◆ Written instruction: Of all the lines in the material, how many include the word "Catch"? Give only the number.

-- Start --

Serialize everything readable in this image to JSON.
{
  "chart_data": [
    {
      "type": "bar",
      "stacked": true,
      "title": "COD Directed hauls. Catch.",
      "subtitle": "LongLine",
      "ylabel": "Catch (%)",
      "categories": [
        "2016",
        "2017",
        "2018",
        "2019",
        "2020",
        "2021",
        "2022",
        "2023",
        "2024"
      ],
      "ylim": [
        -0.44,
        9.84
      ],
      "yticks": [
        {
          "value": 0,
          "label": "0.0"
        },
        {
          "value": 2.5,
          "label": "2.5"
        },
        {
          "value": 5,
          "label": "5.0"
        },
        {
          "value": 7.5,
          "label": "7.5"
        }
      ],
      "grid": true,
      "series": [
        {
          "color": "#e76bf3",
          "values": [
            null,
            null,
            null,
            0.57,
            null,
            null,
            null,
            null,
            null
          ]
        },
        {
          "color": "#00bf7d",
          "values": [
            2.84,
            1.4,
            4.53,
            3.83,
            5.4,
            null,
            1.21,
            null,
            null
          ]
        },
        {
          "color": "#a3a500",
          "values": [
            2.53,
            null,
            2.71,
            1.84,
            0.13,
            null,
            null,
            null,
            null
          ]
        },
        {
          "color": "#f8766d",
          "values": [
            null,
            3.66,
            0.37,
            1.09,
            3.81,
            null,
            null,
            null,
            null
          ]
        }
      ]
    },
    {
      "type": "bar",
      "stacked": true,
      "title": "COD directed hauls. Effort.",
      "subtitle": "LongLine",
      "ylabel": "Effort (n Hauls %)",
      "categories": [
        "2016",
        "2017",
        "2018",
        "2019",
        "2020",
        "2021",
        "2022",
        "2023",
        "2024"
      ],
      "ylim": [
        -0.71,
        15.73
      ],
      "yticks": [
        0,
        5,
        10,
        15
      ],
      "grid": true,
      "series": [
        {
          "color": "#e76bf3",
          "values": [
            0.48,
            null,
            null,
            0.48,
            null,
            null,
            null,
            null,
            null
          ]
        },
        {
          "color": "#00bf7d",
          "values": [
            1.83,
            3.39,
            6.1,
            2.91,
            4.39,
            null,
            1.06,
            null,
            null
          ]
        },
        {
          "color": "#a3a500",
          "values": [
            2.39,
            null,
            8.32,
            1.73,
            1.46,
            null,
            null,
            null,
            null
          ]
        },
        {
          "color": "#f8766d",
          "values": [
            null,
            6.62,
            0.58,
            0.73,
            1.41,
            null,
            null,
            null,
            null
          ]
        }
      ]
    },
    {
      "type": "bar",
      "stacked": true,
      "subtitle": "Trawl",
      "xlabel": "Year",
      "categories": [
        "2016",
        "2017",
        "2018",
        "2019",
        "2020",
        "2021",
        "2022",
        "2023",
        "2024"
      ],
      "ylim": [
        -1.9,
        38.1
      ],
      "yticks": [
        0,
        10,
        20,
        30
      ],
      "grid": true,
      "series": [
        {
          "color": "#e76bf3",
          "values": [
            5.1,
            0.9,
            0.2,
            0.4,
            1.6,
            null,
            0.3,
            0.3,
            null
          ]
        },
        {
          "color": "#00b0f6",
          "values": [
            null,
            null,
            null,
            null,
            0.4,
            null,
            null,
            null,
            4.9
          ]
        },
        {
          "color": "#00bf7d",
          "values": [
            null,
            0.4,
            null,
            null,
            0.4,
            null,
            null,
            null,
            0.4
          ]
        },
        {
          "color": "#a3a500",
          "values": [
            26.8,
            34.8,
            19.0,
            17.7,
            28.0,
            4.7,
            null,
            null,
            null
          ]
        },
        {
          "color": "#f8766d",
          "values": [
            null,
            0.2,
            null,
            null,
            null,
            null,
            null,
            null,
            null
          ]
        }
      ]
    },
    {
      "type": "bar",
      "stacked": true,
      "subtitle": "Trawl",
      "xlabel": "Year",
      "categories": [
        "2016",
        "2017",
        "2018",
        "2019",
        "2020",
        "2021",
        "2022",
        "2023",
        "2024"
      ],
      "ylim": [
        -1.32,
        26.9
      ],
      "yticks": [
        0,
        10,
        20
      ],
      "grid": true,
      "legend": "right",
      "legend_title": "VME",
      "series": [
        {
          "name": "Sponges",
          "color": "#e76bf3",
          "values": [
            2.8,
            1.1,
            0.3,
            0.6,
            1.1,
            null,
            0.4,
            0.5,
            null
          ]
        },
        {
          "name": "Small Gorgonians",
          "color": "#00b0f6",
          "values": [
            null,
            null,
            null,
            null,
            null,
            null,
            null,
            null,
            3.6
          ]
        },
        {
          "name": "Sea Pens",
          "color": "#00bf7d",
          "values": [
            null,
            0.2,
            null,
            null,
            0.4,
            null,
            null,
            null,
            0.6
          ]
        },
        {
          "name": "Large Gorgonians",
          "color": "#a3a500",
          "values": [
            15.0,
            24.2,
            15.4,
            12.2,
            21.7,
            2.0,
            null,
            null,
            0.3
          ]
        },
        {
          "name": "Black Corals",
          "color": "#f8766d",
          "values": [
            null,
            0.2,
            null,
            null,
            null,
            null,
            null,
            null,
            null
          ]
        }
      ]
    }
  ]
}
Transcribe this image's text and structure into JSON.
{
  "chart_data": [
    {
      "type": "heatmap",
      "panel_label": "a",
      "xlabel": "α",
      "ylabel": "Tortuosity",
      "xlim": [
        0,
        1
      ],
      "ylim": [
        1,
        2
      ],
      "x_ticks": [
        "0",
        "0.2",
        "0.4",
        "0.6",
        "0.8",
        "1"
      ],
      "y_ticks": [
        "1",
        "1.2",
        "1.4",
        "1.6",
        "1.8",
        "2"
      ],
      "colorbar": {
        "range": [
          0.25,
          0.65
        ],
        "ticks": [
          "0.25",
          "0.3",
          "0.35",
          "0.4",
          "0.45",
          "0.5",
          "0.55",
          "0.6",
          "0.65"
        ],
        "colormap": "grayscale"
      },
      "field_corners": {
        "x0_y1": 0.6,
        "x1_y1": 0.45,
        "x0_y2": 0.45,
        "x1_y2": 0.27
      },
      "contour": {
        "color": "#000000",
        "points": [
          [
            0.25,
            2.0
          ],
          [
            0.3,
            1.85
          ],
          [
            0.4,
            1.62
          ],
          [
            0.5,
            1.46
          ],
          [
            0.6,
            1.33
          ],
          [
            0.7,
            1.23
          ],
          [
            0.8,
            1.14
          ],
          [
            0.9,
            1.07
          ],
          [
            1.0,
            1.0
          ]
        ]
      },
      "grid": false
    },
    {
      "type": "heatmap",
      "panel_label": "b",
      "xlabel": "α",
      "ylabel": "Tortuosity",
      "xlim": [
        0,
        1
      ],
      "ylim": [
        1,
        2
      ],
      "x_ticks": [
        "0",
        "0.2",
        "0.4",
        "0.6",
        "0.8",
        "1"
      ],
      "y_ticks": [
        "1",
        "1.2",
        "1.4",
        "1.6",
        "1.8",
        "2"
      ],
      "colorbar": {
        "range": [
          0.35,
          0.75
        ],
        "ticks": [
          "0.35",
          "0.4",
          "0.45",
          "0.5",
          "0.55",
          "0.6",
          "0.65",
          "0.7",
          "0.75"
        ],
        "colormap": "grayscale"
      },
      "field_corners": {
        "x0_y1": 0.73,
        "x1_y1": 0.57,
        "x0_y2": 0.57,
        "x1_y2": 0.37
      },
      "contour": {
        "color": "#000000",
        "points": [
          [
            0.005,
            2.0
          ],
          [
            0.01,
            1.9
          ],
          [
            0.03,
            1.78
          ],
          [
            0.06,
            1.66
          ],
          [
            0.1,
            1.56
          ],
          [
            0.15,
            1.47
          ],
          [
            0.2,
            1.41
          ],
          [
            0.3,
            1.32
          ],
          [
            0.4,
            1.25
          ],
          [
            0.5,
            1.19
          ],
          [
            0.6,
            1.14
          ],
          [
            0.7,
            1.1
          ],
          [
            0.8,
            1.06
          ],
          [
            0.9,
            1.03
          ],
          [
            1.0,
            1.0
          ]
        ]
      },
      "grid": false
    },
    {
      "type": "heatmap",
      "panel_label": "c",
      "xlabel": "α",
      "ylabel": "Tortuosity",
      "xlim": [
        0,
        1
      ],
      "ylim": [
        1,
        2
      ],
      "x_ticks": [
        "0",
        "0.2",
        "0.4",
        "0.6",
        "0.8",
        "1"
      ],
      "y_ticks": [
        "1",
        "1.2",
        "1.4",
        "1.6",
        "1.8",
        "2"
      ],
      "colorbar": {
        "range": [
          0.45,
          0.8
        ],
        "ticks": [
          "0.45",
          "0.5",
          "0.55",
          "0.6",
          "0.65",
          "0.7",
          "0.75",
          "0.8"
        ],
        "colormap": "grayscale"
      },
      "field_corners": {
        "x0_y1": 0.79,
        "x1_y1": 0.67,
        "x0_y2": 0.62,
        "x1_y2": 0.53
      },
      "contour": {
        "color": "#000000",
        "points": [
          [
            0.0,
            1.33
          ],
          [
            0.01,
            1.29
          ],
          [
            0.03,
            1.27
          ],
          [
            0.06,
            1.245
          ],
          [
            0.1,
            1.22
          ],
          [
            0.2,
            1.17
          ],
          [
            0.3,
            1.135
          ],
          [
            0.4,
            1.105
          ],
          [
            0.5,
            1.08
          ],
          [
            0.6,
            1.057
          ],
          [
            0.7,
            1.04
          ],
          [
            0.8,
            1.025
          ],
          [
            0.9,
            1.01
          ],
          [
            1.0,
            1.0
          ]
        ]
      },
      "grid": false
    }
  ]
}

-- End --

◆ Output: 2